◆ ЦЕЛЬ ЗАДАНИЯ:
Кто, согласно приведенному ниже отрывку театральных воспоминаний, сказал автору, что во время спектакля «Таланты и поклонники» у нее было «опрокинутое лицо»?

◆ ФРАГМЕНТ ИСТОЧНИКА:
• • •

Другой, правда несколько завуалированный, отзыв, свидетельствовавший о непринятии «Заложников жизни» выдающимися мастерами, исходил от Владимира Николаевича Давыдова. Встречая меня в дни представления «Заложников жизни» за кулисами, он неизменно задавал один и тот же иронический вопрос:

— Что, Тимочка, смеялся сегодня песок под твоими ногами?

Давыдов придумал и любил употреблять ироническое выражение «сологубиться», что на его языке звучало, пожалуй, синонимом слова «кривляться».


Я получала все новые роли самых различных амплуа. Одна из них — Негина в «Талантах и поклонниках» не вполне соответствовала моим возможностям, творческим склонностям. Я сыграла ее не более чем прилично.

Один из спектаклей «Талантов и поклонников» запомнился, впрочем, отчетливо благодаря инциденту, ярко характеризовавшему тогдашний закулисный мир. В ту минуту, когда помощник {181} режиссера уже сказал мне: «ваш выход», ко мне быстро подошла одна из актрис нашего театра, почему-то считавшая меня соперницей, и сказала:

— Вы ужасно выглядите, очень плохо причесаны, безвкусно одеты и будете сегодня играть отвратительно.

С этим я и вышла на сцену. Как мне потом сказала Стрельская, в чей бенефис давался этот спектакль, у меня было «опрокинутое лицо».

Неудача в роли Негиной забылась, когда я выступила в одноактной классической оперетте Оффенбаха «Званый вечер с итальянцами»cxxii.

В доме, где живет Эрнестина, должен состояться званый вечер с участием знаменитых итальянских певцов. К полному отчаянию хозяев дома, итальянцы не могут приехать. Решено показать итальянских певцов «домашними средствами». Эрнестина переодевается и поет виртуозные вещи итальянского репертуара.

После спектакля «Званый вечер с итальянцами» ко мне не раз подходили товарищи матери по Мариинский сцене и возвращали меня к мыслям относительно оперной карьеры. Снова вставали видения прошлого. Но это были мимолетные видения. Они исчезали без следа. Лишь дуэт из оффенбаховской оперетты, исполнявшийся мною с Ходотовым, надолго сохранился в нашем концертном репертуаре.

• • •

◆ ИСХОДНЫЕ ДАННЫЕ:
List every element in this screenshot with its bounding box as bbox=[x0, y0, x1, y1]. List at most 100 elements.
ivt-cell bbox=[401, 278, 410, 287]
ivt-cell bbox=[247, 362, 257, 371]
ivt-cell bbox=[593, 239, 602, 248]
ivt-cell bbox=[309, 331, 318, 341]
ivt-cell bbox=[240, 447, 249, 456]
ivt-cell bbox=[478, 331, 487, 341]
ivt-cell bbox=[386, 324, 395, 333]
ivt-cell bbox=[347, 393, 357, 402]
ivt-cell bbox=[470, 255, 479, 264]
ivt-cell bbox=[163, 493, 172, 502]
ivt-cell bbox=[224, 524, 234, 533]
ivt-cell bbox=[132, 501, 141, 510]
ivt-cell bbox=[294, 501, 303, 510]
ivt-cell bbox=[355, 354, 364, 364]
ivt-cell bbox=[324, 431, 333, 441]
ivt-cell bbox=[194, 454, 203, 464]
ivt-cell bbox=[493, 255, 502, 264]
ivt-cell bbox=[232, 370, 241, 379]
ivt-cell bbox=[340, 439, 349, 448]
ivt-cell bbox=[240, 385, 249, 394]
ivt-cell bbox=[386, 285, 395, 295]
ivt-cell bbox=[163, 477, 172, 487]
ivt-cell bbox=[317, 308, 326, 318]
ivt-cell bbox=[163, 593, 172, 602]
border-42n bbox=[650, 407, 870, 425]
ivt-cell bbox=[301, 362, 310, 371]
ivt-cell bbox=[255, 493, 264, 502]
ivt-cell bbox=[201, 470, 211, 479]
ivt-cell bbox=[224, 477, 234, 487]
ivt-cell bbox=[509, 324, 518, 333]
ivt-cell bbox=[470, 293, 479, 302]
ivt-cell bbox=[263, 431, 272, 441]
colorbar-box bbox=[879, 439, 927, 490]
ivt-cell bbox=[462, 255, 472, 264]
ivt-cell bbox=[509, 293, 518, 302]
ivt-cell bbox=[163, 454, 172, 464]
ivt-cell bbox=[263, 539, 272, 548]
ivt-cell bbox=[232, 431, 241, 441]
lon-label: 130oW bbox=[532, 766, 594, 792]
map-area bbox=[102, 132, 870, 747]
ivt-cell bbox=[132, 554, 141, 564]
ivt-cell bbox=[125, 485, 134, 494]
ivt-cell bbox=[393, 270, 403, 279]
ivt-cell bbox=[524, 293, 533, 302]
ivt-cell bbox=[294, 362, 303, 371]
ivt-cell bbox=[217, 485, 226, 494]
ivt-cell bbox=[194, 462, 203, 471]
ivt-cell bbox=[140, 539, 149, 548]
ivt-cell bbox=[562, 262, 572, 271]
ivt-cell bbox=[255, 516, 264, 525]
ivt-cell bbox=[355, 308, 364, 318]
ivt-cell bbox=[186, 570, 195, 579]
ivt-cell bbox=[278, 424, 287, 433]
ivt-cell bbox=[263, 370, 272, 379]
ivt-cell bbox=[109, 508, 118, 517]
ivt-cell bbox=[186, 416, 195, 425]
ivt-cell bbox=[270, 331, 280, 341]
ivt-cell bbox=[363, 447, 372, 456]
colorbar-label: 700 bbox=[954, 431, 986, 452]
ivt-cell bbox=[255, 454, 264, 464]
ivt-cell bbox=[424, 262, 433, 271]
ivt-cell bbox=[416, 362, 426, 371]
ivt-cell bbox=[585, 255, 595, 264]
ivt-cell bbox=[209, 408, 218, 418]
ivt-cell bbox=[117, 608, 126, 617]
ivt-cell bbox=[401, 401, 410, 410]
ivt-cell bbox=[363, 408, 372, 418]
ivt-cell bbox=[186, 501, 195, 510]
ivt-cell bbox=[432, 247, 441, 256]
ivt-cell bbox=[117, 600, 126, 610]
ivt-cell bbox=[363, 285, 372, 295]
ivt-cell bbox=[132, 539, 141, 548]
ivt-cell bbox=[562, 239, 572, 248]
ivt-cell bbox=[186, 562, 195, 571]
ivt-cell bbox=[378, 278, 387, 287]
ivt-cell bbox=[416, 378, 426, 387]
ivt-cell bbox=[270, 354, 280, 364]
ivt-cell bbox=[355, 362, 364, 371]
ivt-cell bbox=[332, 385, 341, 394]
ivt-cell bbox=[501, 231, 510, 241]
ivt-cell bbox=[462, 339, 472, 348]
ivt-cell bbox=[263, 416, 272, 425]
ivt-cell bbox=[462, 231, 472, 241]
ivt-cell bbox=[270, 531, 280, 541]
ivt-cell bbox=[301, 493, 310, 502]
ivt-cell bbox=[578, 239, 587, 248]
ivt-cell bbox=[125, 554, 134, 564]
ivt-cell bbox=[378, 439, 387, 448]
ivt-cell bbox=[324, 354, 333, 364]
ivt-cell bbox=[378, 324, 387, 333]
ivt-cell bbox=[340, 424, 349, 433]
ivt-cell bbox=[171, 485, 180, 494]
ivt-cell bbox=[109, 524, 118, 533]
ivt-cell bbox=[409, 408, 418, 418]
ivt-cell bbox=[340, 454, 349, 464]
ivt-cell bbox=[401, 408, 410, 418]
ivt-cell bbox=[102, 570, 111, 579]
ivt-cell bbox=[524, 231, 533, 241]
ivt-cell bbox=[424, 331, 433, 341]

• • •

◆ РЕЗУЛЬТАТ УПРАЖНЕНИЯ:
Стрельская, в чей бенефис давался этот спектакль.